§ **Aim of the task**
Only the number is wanted: how many lines hold the word "投入资本回报率历年情况"?

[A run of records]
— BEGIN —

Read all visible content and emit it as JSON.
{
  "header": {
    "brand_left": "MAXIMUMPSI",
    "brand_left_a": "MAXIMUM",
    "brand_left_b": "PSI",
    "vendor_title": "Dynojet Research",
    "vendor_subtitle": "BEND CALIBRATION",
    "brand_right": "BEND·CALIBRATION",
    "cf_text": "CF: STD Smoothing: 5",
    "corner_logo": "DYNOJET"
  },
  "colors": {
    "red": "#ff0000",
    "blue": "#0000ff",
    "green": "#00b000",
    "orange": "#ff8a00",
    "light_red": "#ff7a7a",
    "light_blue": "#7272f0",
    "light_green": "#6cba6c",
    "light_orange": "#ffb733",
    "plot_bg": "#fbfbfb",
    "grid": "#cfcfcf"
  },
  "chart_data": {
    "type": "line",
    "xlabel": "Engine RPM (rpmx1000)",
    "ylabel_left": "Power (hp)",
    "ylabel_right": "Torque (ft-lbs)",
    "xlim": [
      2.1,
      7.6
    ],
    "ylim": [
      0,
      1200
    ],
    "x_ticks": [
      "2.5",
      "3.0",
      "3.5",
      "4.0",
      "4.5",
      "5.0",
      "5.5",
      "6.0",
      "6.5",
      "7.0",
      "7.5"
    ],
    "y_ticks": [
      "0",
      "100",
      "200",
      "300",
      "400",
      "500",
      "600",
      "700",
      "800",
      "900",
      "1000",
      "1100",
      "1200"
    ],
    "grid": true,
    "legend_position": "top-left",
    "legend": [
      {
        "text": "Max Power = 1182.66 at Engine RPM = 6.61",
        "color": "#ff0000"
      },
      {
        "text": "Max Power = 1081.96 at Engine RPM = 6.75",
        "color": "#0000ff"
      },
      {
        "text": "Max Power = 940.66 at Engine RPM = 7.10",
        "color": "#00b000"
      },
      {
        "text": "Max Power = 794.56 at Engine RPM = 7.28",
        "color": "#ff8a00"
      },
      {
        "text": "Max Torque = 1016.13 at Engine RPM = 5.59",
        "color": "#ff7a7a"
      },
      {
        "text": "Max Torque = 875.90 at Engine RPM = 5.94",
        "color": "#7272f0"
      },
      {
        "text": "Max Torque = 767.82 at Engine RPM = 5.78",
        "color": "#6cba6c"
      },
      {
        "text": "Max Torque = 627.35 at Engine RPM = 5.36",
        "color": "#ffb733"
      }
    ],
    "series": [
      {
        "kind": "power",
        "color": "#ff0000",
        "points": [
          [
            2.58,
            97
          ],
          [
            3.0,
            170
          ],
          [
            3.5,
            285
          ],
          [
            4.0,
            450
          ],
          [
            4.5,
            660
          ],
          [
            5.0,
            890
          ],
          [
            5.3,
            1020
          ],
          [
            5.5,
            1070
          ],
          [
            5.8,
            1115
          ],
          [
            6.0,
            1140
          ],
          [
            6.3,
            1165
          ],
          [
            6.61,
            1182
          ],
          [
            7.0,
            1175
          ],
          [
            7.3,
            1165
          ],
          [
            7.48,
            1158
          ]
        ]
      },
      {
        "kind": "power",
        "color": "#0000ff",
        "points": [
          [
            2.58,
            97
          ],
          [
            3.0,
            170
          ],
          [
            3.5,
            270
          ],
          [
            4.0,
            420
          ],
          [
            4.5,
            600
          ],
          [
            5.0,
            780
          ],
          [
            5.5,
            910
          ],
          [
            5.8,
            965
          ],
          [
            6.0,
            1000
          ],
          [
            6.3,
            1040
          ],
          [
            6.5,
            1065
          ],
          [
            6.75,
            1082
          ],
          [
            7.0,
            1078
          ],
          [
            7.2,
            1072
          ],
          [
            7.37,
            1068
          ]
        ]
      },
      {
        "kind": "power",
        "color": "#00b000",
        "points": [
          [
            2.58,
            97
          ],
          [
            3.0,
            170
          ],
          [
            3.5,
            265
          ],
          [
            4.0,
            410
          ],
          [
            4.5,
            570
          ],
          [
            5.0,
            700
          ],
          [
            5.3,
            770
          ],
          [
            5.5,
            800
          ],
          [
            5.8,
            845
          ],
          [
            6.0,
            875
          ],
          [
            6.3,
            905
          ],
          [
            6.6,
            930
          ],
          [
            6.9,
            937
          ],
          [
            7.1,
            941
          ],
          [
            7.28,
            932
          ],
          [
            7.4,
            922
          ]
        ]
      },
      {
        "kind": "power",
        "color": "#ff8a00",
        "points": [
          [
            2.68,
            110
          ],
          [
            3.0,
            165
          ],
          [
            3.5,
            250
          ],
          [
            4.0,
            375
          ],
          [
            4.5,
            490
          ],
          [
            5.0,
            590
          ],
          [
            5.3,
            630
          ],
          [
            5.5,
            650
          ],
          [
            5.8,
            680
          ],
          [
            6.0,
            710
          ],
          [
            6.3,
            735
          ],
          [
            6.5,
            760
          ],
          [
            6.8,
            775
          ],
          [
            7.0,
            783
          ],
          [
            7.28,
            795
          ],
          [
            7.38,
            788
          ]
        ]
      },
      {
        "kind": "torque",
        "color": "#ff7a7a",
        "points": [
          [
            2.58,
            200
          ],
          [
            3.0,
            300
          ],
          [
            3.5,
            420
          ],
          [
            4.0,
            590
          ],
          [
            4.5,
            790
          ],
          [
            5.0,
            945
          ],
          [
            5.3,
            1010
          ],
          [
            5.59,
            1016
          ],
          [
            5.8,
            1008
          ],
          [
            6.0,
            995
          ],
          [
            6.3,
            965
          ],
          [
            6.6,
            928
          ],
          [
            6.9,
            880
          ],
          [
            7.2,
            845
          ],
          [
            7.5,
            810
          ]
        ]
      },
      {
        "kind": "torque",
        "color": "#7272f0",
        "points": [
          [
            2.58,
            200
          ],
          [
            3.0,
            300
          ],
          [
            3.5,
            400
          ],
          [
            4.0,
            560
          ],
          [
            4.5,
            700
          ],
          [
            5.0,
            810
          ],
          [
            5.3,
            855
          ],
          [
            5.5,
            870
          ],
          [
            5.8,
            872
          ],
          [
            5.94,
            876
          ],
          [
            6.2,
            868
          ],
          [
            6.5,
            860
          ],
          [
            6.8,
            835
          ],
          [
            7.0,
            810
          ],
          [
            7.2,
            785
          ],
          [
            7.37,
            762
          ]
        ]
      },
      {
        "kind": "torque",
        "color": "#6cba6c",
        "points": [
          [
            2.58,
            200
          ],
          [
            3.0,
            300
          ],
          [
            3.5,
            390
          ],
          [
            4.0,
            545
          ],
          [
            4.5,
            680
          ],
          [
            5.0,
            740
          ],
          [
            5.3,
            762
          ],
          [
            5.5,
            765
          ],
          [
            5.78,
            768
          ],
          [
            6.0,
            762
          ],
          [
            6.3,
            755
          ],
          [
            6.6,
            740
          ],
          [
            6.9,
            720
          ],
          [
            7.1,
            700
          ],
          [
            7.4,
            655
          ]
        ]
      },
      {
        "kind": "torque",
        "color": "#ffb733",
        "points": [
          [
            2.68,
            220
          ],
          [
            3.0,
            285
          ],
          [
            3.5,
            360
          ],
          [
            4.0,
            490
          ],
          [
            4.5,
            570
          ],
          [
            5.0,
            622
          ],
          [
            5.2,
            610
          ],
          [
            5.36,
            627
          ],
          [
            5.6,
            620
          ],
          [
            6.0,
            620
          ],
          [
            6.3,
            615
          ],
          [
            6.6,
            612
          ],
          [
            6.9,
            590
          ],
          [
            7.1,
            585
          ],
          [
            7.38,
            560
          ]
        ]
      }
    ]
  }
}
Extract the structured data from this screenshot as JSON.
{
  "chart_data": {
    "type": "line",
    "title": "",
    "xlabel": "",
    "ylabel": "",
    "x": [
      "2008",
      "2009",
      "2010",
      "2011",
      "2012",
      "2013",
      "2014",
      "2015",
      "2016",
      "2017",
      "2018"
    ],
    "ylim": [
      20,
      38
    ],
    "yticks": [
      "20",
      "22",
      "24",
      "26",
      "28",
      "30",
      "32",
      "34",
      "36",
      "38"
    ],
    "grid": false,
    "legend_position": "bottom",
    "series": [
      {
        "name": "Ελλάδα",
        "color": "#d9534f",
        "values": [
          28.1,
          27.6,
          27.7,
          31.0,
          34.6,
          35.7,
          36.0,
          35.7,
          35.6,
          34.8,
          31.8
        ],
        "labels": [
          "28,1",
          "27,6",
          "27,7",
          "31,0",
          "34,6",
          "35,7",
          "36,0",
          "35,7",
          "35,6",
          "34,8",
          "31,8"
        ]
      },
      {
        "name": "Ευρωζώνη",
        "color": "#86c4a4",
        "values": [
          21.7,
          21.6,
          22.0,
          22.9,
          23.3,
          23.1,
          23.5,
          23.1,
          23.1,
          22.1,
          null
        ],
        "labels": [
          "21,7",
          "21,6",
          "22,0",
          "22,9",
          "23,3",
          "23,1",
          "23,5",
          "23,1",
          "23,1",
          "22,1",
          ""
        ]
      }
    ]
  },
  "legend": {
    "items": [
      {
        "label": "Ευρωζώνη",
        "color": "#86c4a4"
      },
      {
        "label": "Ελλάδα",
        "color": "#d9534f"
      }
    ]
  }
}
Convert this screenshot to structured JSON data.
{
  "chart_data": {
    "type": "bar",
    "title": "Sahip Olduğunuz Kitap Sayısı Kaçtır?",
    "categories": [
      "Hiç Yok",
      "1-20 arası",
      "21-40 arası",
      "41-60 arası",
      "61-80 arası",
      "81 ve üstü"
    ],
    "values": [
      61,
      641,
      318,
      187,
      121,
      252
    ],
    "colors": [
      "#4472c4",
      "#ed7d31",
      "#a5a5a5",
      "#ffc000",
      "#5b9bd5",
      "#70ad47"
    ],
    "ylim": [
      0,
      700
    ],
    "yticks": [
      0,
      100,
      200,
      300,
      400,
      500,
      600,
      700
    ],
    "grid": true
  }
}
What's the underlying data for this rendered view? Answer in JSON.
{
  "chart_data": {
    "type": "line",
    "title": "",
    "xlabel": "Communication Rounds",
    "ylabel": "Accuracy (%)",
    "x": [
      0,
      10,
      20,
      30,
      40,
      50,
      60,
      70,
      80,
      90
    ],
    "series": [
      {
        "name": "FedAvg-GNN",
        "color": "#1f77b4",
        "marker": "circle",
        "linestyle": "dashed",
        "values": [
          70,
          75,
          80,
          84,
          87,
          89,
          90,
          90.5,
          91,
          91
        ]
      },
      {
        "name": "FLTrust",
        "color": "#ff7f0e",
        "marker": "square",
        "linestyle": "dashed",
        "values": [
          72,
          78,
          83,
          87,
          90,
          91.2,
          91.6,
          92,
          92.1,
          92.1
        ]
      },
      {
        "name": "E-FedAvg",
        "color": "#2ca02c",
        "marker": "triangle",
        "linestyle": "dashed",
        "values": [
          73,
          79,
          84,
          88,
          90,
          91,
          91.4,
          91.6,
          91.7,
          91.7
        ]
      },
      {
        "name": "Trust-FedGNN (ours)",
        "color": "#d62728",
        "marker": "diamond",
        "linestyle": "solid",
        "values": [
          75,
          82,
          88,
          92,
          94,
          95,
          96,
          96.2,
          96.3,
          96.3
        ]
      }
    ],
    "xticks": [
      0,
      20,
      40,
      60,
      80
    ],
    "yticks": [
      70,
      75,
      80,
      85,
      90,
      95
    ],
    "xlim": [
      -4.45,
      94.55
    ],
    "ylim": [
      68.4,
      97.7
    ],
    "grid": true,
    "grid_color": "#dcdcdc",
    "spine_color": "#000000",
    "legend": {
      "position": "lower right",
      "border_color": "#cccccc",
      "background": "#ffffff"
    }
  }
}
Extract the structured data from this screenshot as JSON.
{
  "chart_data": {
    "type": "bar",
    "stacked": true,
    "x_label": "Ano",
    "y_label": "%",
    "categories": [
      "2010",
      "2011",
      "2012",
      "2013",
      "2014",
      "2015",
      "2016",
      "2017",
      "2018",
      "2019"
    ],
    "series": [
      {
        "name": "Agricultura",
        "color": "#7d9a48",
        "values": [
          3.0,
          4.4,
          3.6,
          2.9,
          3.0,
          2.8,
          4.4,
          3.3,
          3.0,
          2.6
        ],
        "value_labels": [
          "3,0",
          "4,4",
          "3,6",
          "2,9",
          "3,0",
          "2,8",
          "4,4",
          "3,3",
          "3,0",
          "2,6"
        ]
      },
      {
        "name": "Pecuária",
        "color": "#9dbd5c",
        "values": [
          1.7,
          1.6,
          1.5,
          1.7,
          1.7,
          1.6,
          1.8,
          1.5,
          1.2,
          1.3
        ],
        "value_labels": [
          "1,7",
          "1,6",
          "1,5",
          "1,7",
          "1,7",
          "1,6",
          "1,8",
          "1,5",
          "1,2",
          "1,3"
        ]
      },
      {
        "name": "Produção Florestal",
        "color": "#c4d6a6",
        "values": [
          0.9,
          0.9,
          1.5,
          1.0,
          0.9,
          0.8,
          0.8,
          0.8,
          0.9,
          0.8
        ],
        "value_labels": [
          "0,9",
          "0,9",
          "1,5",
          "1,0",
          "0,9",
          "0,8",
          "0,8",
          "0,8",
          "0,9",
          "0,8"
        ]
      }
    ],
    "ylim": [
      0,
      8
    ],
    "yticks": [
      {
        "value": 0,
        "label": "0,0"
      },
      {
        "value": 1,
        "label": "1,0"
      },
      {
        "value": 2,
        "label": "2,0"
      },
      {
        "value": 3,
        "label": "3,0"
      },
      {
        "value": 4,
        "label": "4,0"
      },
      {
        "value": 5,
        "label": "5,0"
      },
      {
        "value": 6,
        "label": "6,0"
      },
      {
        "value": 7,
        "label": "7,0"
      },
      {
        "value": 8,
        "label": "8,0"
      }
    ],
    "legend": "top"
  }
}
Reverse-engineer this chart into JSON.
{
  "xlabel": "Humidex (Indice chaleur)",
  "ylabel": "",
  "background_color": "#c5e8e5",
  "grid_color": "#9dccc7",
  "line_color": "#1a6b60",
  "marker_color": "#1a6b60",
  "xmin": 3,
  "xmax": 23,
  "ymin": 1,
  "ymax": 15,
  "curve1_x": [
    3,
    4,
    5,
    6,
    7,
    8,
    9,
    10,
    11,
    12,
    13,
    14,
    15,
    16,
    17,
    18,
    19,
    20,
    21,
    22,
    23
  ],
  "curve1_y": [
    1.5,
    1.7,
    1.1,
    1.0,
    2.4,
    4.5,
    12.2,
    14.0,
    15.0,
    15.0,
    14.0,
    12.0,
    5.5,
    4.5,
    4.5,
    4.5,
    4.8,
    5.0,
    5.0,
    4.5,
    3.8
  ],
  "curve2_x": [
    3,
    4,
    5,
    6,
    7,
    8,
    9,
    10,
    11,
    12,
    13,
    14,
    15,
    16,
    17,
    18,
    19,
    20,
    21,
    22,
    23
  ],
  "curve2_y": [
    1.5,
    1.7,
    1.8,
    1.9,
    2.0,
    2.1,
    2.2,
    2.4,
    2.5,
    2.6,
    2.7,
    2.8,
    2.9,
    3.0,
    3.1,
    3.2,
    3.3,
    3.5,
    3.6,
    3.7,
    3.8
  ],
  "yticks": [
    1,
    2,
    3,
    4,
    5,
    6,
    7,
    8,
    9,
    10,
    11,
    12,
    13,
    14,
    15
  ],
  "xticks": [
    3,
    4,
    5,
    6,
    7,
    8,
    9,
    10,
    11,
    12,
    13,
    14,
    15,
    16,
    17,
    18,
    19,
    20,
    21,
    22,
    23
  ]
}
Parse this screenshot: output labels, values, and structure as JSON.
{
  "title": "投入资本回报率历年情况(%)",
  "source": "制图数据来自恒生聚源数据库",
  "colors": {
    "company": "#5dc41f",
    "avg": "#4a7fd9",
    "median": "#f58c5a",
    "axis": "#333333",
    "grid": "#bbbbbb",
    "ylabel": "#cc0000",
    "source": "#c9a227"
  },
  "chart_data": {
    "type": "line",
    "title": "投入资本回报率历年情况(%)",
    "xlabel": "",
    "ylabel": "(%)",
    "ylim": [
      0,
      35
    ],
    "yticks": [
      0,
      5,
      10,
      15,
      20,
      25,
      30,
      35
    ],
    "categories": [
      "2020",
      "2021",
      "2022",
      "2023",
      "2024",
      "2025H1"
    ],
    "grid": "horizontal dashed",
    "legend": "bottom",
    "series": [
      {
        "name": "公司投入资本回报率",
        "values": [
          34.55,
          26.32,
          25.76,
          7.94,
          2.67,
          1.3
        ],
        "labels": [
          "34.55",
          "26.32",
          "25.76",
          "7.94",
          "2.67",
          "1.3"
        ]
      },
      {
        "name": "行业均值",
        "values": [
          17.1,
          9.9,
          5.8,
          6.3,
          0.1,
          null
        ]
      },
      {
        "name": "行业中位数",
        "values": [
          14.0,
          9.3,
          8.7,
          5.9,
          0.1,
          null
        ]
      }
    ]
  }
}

— END —

§ **Exercise output**
2